___ Exercise materials
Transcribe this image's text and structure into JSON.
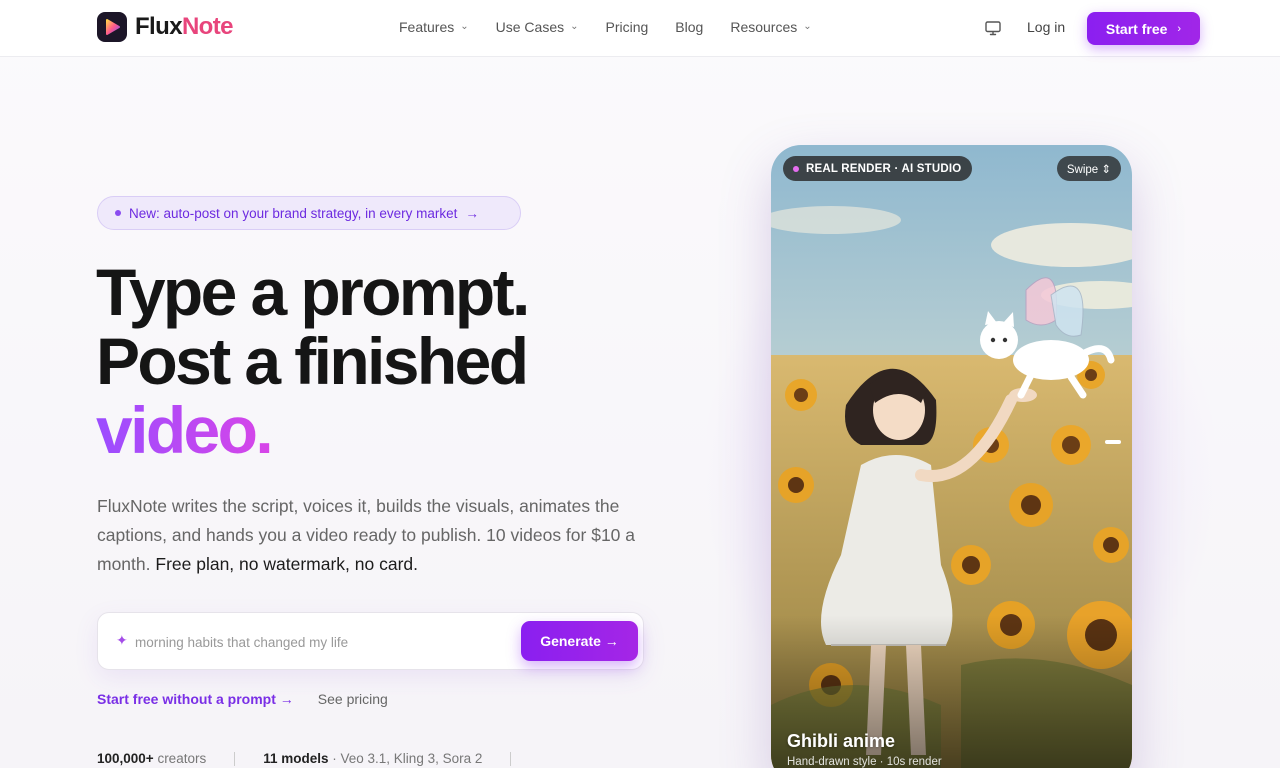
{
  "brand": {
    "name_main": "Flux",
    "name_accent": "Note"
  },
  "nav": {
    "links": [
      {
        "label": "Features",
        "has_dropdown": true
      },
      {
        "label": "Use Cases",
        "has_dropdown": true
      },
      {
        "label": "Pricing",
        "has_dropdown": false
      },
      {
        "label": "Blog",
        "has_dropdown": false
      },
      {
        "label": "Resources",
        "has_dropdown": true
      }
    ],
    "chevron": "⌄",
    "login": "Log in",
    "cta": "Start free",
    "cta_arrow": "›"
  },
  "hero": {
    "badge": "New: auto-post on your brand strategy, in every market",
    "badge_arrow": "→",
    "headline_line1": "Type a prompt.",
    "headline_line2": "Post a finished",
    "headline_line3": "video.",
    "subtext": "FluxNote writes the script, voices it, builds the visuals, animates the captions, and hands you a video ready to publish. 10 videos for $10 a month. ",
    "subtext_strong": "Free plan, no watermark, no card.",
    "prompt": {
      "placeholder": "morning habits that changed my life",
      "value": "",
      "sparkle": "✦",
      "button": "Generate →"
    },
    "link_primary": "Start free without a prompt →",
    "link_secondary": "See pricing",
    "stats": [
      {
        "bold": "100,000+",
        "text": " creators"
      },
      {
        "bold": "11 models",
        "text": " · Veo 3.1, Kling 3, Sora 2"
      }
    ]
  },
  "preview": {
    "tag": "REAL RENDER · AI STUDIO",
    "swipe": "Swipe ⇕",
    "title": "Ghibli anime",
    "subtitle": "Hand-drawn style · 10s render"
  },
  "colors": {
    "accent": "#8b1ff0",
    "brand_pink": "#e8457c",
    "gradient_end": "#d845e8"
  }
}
______
Directions:
Extract all lines containing the word "Start".

Exercise output:
    "cta": "Start free",
    "link_primary": "Start free without a prompt →",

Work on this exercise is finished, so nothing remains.